Collection entries
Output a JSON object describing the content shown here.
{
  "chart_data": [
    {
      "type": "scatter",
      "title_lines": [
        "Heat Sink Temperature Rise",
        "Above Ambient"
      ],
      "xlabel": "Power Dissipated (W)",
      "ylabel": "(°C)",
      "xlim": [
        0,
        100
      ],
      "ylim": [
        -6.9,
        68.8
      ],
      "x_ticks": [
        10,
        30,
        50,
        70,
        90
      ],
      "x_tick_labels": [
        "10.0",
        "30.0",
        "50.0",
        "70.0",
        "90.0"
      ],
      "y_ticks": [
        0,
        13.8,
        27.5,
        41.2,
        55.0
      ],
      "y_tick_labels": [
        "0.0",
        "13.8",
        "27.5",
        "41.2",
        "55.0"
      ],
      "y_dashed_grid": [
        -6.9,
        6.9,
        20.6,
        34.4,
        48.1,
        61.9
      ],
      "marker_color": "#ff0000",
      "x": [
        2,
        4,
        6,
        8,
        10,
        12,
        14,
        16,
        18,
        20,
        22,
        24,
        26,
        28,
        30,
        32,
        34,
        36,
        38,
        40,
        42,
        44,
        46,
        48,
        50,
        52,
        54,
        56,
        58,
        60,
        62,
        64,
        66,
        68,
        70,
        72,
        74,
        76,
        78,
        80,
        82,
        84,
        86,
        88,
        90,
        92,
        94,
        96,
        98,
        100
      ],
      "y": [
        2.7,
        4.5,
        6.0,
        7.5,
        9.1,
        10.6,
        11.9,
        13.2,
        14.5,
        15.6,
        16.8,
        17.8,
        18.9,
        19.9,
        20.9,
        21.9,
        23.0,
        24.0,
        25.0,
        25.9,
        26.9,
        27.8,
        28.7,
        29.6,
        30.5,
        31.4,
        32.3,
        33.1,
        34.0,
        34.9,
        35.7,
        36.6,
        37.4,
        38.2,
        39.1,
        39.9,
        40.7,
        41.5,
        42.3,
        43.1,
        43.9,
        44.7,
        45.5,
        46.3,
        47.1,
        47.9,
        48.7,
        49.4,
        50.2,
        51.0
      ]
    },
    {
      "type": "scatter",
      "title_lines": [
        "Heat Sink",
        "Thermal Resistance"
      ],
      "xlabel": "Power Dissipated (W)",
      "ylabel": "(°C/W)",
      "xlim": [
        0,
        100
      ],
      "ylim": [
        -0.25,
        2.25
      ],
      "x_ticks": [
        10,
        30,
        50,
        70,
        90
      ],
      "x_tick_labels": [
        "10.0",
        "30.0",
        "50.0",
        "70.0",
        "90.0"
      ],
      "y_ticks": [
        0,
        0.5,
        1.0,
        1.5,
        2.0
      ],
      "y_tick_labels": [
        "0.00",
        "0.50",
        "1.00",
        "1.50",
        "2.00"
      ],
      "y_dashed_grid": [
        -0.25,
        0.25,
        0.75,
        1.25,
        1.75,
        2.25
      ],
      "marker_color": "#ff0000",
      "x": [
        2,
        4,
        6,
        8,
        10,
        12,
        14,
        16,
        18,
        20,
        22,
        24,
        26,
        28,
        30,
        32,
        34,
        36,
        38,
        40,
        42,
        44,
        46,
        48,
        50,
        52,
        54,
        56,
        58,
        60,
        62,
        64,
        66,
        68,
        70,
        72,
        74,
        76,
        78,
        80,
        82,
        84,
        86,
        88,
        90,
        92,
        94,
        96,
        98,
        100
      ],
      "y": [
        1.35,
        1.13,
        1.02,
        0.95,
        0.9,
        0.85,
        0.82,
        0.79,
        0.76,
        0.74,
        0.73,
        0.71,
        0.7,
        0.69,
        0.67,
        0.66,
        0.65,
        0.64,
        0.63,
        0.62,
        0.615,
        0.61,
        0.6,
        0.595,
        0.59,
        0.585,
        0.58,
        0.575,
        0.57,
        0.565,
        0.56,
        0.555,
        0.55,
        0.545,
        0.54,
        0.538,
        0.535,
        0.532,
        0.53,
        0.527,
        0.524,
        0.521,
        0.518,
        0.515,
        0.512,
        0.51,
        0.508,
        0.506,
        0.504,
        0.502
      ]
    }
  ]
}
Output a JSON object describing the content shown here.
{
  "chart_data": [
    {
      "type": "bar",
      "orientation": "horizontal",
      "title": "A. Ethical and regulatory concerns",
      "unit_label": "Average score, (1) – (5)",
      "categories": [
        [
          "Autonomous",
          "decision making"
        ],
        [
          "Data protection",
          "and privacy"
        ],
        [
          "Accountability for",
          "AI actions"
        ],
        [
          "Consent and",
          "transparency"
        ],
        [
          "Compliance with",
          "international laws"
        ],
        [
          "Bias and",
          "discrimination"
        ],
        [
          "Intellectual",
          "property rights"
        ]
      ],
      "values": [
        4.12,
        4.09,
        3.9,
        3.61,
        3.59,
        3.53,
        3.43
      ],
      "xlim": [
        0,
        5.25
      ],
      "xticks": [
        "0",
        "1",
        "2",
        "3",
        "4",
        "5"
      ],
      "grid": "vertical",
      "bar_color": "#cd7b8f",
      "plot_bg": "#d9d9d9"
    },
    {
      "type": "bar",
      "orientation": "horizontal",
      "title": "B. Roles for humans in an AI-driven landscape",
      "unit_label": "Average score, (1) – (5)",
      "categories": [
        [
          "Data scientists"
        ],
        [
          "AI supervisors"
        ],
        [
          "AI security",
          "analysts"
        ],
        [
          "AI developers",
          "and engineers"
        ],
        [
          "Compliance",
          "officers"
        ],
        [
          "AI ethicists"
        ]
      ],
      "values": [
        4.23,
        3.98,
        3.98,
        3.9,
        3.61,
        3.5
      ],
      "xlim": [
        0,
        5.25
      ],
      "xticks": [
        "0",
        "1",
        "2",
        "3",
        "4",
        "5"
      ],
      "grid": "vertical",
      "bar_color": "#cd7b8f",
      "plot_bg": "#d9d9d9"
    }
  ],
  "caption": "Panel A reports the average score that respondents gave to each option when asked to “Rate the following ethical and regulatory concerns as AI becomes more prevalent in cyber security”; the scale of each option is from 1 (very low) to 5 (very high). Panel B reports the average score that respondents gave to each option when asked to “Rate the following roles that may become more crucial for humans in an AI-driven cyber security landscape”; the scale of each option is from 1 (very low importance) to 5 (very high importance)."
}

▶ _Task requirements_
Generate an exact reproduction of all entries.

▶ _Solution to the problem_
Output a JSON object describing the content shown here.
{
  "chart_data": [
    {
      "type": "scatter",
      "title_lines": [
        "Heat Sink Temperature Rise",
        "Above Ambient"
      ],
      "xlabel": "Power Dissipated (W)",
      "ylabel": "(°C)",
      "xlim": [
        0,
        100
      ],
      "ylim": [
        -6.9,
        68.8
      ],
      "x_ticks": [
        10,
        30,
        50,
        70,
        90
      ],
      "x_tick_labels": [
        "10.0",
        "30.0",
        "50.0",
        "70.0",
        "90.0"
      ],
      "y_ticks": [
        0,
        13.8,
        27.5,
        41.2,
        55.0
      ],
      "y_tick_labels": [
        "0.0",
        "13.8",
        "27.5",
        "41.2",
        "55.0"
      ],
      "y_dashed_grid": [
        -6.9,
        6.9,
        20.6,
        34.4,
        48.1,
        61.9
      ],
      "marker_color": "#ff0000",
      "x": [
        2,
        4,
        6,
        8,
        10,
        12,
        14,
        16,
        18,
        20,
        22,
        24,
        26,
        28,
        30,
        32,
        34,
        36,
        38,
        40,
        42,
        44,
        46,
        48,
        50,
        52,
        54,
        56,
        58,
        60,
        62,
        64,
        66,
        68,
        70,
        72,
        74,
        76,
        78,
        80,
        82,
        84,
        86,
        88,
        90,
        92,
        94,
        96,
        98,
        100
      ],
      "y": [
        2.7,
        4.5,
        6.0,
        7.5,
        9.1,
        10.6,
        11.9,
        13.2,
        14.5,
        15.6,
        16.8,
        17.8,
        18.9,
        19.9,
        20.9,
        21.9,
        23.0,
        24.0,
        25.0,
        25.9,
        26.9,
        27.8,
        28.7,
        29.6,
        30.5,
        31.4,
        32.3,
        33.1,
        34.0,
        34.9,
        35.7,
        36.6,
        37.4,
        38.2,
        39.1,
        39.9,
        40.7,
        41.5,
        42.3,
        43.1,
        43.9,
        44.7,
        45.5,
        46.3,
        47.1,
        47.9,
        48.7,
        49.4,
        50.2,
        51.0
      ]
    },
    {
      "type": "scatter",
      "title_lines": [
        "Heat Sink",
        "Thermal Resistance"
      ],
      "xlabel": "Power Dissipated (W)",
      "ylabel": "(°C/W)",
      "xlim": [
        0,
        100
      ],
      "ylim": [
        -0.25,
        2.25
      ],
      "x_ticks": [
        10,
        30,
        50,
        70,
        90
      ],
      "x_tick_labels": [
        "10.0",
        "30.0",
        "50.0",
        "70.0",
        "90.0"
      ],
      "y_ticks": [
        0,
        0.5,
        1.0,
        1.5,
        2.0
      ],
      "y_tick_labels": [
        "0.00",
        "0.50",
        "1.00",
        "1.50",
        "2.00"
      ],
      "y_dashed_grid": [
        -0.25,
        0.25,
        0.75,
        1.25,
        1.75,
        2.25
      ],
      "marker_color": "#ff0000",
      "x": [
        2,
        4,
        6,
        8,
        10,
        12,
        14,
        16,
        18,
        20,
        22,
        24,
        26,
        28,
        30,
        32,
        34,
        36,
        38,
        40,
        42,
        44,
        46,
        48,
        50,
        52,
        54,
        56,
        58,
        60,
        62,
        64,
        66,
        68,
        70,
        72,
        74,
        76,
        78,
        80,
        82,
        84,
        86,
        88,
        90,
        92,
        94,
        96,
        98,
        100
      ],
      "y": [
        1.35,
        1.13,
        1.02,
        0.95,
        0.9,
        0.85,
        0.82,
        0.79,
        0.76,
        0.74,
        0.73,
        0.71,
        0.7,
        0.69,
        0.67,
        0.66,
        0.65,
        0.64,
        0.63,
        0.62,
        0.615,
        0.61,
        0.6,
        0.595,
        0.59,
        0.585,
        0.58,
        0.575,
        0.57,
        0.565,
        0.56,
        0.555,
        0.55,
        0.545,
        0.54,
        0.538,
        0.535,
        0.532,
        0.53,
        0.527,
        0.524,
        0.521,
        0.518,
        0.515,
        0.512,
        0.51,
        0.508,
        0.506,
        0.504,
        0.502
      ]
    }
  ]
}
Output a JSON object describing the content shown here.
{
  "chart_data": [
    {
      "type": "bar",
      "orientation": "horizontal",
      "title": "A. Ethical and regulatory concerns",
      "unit_label": "Average score, (1) – (5)",
      "categories": [
        [
          "Autonomous",
          "decision making"
        ],
        [
          "Data protection",
          "and privacy"
        ],
        [
          "Accountability for",
          "AI actions"
        ],
        [
          "Consent and",
          "transparency"
        ],
        [
          "Compliance with",
          "international laws"
        ],
        [
          "Bias and",
          "discrimination"
        ],
        [
          "Intellectual",
          "property rights"
        ]
      ],
      "values": [
        4.12,
        4.09,
        3.9,
        3.61,
        3.59,
        3.53,
        3.43
      ],
      "xlim": [
        0,
        5.25
      ],
      "xticks": [
        "0",
        "1",
        "2",
        "3",
        "4",
        "5"
      ],
      "grid": "vertical",
      "bar_color": "#cd7b8f",
      "plot_bg": "#d9d9d9"
    },
    {
      "type": "bar",
      "orientation": "horizontal",
      "title": "B. Roles for humans in an AI-driven landscape",
      "unit_label": "Average score, (1) – (5)",
      "categories": [
        [
          "Data scientists"
        ],
        [
          "AI supervisors"
        ],
        [
          "AI security",
          "analysts"
        ],
        [
          "AI developers",
          "and engineers"
        ],
        [
          "Compliance",
          "officers"
        ],
        [
          "AI ethicists"
        ]
      ],
      "values": [
        4.23,
        3.98,
        3.98,
        3.9,
        3.61,
        3.5
      ],
      "xlim": [
        0,
        5.25
      ],
      "xticks": [
        "0",
        "1",
        "2",
        "3",
        "4",
        "5"
      ],
      "grid": "vertical",
      "bar_color": "#cd7b8f",
      "plot_bg": "#d9d9d9"
    }
  ],
  "caption": "Panel A reports the average score that respondents gave to each option when asked to “Rate the following ethical and regulatory concerns as AI becomes more prevalent in cyber security”; the scale of each option is from 1 (very low) to 5 (very high). Panel B reports the average score that respondents gave to each option when asked to “Rate the following roles that may become more crucial for humans in an AI-driven cyber security landscape”; the scale of each option is from 1 (very low importance) to 5 (very high importance)."
}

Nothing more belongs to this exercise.